**What you have to do**
Retype the items exactly, from their first line through the line containing "- person-name: Kevin: [350, 821, 382, 835]".
** Begin **
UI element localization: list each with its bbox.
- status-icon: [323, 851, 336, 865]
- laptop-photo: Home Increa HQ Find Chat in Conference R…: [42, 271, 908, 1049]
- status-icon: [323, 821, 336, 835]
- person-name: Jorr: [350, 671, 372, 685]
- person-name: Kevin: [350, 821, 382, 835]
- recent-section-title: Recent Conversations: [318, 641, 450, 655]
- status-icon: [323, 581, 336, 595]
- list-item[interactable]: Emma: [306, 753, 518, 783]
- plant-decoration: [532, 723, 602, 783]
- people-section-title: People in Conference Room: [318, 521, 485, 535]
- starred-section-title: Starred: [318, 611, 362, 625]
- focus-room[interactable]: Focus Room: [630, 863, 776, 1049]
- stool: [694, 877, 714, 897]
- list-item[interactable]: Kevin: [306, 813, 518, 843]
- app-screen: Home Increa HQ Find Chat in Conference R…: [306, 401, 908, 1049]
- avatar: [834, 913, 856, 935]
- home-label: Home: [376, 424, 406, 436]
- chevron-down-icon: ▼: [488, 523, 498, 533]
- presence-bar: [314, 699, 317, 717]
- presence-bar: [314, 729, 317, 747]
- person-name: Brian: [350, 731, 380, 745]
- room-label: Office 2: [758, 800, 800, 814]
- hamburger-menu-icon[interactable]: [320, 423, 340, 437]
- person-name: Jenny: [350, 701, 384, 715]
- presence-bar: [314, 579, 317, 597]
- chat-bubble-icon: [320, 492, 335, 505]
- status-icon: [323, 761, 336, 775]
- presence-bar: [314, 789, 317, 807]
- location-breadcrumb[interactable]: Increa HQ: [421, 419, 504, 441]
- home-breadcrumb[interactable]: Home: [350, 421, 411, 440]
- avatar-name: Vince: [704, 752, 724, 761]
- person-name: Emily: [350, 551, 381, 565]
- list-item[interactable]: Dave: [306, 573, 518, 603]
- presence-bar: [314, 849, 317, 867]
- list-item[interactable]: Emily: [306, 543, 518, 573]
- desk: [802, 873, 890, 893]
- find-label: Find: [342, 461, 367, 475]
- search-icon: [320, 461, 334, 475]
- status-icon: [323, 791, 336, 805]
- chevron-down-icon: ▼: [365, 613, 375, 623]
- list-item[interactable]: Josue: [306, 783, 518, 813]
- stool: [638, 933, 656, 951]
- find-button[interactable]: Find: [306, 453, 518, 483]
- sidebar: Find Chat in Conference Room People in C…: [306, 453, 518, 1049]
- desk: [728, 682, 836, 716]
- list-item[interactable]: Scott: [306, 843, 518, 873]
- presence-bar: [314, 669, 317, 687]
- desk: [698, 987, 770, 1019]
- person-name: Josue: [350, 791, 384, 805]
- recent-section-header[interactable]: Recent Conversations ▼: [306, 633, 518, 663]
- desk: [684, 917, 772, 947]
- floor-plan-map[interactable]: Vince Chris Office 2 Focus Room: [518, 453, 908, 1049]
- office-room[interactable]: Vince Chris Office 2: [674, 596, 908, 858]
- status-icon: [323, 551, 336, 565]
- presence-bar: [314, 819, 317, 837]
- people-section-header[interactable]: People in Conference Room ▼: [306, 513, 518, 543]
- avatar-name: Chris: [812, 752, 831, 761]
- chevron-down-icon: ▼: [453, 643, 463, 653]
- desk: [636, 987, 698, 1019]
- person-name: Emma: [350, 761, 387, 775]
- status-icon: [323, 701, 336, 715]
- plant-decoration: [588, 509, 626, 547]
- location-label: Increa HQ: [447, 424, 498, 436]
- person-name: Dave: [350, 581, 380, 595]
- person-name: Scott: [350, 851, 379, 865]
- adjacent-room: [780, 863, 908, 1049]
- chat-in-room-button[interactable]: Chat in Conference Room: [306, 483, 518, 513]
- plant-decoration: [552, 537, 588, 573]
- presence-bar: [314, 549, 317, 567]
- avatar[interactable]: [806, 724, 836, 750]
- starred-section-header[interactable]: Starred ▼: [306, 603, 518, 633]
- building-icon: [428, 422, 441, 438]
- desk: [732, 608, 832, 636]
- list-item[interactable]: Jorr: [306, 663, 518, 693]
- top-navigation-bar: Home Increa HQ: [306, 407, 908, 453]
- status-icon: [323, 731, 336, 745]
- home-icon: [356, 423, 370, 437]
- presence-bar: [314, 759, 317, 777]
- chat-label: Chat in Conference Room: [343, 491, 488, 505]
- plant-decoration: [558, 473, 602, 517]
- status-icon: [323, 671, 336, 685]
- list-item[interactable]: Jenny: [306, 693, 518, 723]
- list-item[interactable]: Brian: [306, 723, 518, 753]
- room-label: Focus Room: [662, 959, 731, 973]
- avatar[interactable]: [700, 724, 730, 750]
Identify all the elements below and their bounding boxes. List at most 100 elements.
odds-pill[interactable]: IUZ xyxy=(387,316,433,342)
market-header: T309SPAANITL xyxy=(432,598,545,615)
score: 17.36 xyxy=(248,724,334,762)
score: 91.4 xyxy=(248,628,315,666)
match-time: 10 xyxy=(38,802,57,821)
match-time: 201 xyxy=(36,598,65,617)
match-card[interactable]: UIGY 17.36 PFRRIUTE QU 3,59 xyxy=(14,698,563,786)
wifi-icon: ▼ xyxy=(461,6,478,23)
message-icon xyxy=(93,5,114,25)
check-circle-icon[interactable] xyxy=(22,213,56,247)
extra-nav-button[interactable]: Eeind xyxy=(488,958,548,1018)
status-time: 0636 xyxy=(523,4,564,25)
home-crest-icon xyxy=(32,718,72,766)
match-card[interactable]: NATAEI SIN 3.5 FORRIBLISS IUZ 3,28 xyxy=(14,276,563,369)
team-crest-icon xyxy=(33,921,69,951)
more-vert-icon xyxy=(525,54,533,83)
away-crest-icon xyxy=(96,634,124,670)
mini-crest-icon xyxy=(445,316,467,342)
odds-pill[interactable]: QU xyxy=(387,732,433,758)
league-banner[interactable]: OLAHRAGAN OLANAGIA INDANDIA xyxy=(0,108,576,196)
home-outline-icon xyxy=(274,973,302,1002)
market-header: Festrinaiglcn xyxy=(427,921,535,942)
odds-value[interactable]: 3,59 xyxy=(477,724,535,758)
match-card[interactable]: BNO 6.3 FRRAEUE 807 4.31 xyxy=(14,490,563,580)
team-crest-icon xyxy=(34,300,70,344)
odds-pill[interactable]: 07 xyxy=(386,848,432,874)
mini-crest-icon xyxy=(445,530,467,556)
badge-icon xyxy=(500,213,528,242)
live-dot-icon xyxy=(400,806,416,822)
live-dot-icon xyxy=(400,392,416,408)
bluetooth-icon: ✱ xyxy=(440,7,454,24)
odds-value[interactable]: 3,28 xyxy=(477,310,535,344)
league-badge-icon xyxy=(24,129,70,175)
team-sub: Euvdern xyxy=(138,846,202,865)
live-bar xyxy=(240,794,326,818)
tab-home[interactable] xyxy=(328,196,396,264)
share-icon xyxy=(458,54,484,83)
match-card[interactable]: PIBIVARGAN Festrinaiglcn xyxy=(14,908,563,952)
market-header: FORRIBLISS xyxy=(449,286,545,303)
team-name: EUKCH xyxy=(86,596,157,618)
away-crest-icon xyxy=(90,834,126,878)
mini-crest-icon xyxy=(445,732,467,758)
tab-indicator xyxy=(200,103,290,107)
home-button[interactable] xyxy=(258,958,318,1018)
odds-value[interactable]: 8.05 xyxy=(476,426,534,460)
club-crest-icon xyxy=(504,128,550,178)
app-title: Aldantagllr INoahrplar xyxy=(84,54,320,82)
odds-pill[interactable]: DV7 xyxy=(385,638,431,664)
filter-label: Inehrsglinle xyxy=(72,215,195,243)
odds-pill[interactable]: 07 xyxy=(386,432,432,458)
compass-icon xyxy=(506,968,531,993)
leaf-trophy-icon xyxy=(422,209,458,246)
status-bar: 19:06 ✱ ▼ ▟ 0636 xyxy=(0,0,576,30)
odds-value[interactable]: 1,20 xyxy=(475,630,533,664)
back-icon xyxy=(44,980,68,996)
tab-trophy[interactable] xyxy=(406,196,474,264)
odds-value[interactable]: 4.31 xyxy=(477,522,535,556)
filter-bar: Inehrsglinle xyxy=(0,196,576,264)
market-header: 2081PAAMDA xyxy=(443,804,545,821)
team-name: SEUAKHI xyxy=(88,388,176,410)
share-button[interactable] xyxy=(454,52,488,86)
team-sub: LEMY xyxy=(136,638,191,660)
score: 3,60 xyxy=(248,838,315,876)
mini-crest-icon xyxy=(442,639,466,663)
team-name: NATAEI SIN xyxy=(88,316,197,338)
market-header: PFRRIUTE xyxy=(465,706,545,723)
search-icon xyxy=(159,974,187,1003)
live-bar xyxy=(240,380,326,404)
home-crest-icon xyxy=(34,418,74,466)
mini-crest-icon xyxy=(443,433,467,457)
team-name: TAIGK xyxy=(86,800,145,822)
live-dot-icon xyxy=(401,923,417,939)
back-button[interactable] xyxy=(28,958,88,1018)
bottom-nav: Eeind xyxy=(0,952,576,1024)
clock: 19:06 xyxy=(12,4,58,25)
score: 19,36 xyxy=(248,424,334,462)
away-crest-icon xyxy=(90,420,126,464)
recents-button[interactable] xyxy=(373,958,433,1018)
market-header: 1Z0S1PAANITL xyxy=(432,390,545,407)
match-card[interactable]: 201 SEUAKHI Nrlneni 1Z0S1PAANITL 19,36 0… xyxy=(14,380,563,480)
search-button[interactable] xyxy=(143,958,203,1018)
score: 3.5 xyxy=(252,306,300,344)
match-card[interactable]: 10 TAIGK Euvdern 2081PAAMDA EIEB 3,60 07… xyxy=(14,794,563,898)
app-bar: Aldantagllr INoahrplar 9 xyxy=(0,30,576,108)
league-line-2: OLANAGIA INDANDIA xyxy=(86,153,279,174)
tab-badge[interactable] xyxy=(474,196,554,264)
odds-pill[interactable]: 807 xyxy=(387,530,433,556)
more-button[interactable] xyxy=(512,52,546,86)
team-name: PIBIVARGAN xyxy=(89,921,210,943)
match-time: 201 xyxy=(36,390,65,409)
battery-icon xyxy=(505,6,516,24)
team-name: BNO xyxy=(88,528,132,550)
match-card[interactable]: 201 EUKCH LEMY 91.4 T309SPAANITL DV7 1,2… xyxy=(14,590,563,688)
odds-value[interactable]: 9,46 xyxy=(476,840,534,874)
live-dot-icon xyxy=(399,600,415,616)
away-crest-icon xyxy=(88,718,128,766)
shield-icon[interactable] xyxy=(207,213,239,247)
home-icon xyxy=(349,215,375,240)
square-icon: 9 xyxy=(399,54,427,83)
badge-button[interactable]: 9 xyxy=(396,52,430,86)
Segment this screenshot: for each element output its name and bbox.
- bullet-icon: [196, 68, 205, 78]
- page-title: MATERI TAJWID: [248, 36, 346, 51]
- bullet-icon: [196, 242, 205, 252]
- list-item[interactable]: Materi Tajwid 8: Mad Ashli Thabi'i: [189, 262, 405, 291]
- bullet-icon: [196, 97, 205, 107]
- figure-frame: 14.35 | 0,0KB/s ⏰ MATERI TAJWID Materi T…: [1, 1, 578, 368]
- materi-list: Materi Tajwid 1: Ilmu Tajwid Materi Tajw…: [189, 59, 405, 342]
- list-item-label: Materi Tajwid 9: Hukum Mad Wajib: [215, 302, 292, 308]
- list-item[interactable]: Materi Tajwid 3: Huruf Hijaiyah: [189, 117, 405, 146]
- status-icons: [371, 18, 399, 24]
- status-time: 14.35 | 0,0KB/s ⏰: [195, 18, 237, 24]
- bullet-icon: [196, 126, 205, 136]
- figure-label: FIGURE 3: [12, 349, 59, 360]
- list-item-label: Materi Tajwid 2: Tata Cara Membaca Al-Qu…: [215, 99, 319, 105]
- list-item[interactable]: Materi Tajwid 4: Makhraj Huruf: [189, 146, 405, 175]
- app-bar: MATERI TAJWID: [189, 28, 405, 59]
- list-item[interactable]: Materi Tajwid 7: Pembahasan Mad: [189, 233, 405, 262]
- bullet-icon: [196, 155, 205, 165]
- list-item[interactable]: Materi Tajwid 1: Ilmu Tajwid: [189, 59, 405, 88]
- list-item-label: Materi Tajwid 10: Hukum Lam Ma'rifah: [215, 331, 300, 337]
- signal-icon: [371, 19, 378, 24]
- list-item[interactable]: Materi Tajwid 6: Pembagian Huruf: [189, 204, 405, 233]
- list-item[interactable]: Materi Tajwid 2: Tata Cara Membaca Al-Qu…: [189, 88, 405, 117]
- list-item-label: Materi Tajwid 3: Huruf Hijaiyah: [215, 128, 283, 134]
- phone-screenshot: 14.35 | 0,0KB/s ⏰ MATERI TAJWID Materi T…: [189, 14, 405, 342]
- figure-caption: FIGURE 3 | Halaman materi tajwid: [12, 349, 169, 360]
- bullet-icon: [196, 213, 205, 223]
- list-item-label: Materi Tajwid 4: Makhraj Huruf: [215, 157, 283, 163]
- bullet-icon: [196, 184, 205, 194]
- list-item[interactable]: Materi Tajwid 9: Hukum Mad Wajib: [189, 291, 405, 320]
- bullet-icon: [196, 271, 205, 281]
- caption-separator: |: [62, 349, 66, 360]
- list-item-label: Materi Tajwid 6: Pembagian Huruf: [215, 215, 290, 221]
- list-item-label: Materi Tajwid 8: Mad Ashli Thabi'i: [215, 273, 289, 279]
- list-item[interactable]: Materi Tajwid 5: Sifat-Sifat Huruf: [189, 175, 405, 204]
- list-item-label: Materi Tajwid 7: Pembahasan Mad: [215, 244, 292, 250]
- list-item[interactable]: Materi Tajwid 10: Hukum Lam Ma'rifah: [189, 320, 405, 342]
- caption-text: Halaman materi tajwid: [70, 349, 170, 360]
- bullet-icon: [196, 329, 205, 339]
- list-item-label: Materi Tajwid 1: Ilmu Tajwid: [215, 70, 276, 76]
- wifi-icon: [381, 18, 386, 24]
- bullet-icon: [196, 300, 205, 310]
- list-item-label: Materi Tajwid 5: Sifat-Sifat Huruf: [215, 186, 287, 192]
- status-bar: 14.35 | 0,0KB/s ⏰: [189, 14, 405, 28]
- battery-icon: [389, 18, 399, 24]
** End **
**Result of this task**
UI element localization: list each with its bbox.
- status-icon: [323, 851, 336, 865]
- laptop-photo: Home Increa HQ Find Chat in Conference R…: [42, 271, 908, 1049]
- status-icon: [323, 821, 336, 835]
- person-name: Jorr: [350, 671, 372, 685]
- person-name: Kevin: [350, 821, 382, 835]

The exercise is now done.